• Work to do: Show each line from the listing that includes the word "systems".

• Rows:
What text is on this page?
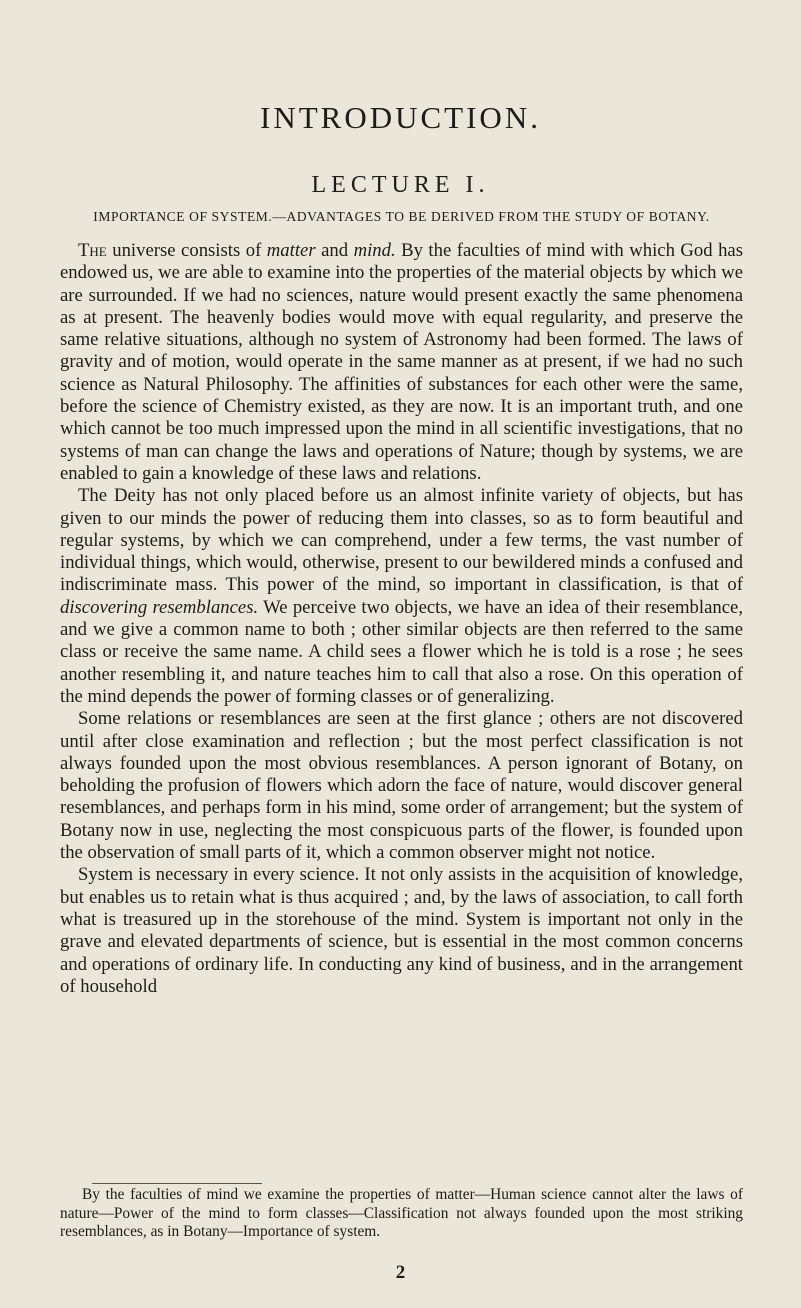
INTRODUCTION.
LECTURE I.
IMPORTANCE OF SYSTEM.—ADVANTAGES TO BE DERIVED FROM THE STUDY OF BOTANY.

The universe consists of matter and mind. By the faculties of mind with which God has endowed us, we are able to examine into the properties of the material objects by which we are surrounded. If we had no sciences, nature would present exactly the same phenomena as at present. The heavenly bodies would move with equal regularity, and preserve the same relative situations, although no system of Astronomy had been formed. The laws of gravity and of motion, would operate in the same manner as at present, if we had no such science as Natural Philosophy. The affinities of substances for each other were the same, before the science of Chemistry existed, as they are now. It is an important truth, and one which cannot be too much impressed upon the mind in all scientific investigations, that no systems of man can change the laws and operations of Nature; though by systems, we are enabled to gain a knowledge of these laws and relations.

The Deity has not only placed before us an almost infinite variety of objects, but has given to our minds the power of reducing them into classes, so as to form beautiful and regular systems, by which we can comprehend, under a few terms, the vast number of individual things, which would, otherwise, present to our bewildered minds a confused and indiscriminate mass. This power of the mind, so important in classification, is that of discovering resemblances. We perceive two objects, we have an idea of their resemblance, and we give a common name to both ; other similar objects are then referred to the same class or receive the same name. A child sees a flower which he is told is a rose ; he sees another resembling it, and nature teaches him to call that also a rose. On this operation of the mind depends the power of forming classes or of generalizing.

Some relations or resemblances are seen at the first glance ; others are not discovered until after close examination and reflection ; but the most perfect classification is not always founded upon the most obvious resemblances. A person ignorant of Botany, on beholding the profusion of flowers which adorn the face of nature, would discover general resemblances, and perhaps form in his mind, some order of arrangement; but the system of Botany now in use, neglecting the most conspicuous parts of the flower, is founded upon the observation of small parts of it, which a common observer might not notice.

System is necessary in every science. It not only assists in the acquisition of knowledge, but enables us to retain what is thus acquired ; and, by the laws of association, to call forth what is treasured up in the storehouse of the mind. System is important not only in the grave and elevated departments of science, but is essential in the most common concerns and operations of ordinary life. In conducting any kind of business, and in the arrangement of household

By the faculties of mind we examine the properties of matter—Human science cannot alter the laws of nature—Power of the mind to form classes—Classification not always founded upon the most striking resemblances, as in Botany—Importance of system.

2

• Response for this exercise:
The universe consists of matter and mind. By the faculties of mind with which God has endowed us, we are able to examine into the properties of the material objects by which we are surrounded. If we had no sciences, nature would present exactly the same phenomena as at present. The heavenly bodies would move with equal regularity, and preserve the same relative situations, although no system of Astronomy had been formed. The laws of gravity and of motion, would operate in the same manner as at present, if we had no such science as Natural Philosophy. The affinities of substances for each other were the same, before the science of Chemistry existed, as they are now. It is an important truth, and one which cannot be too much impressed upon the mind in all scientific investigations, that no systems of man can change the laws and operations of Nature; though by systems, we are enabled to gain a knowledge of these laws and relations.
The Deity has not only placed before us an almost infinite variety of objects, but has given to our minds the power of reducing them into classes, so as to form beautiful and regular systems, by which we can comprehend, under a few terms, the vast number of individual things, which would, otherwise, present to our bewildered minds a confused and indiscriminate mass. This power of the mind, so important in classification, is that of discovering resemblances. We perceive two objects, we have an idea of their resemblance, and we give a common name to both ; other similar objects are then referred to the same class or receive the same name. A child sees a flower which he is told is a rose ; he sees another resembling it, and nature teaches him to call that also a rose. On this operation of the mind depends the power of forming classes or of generalizing.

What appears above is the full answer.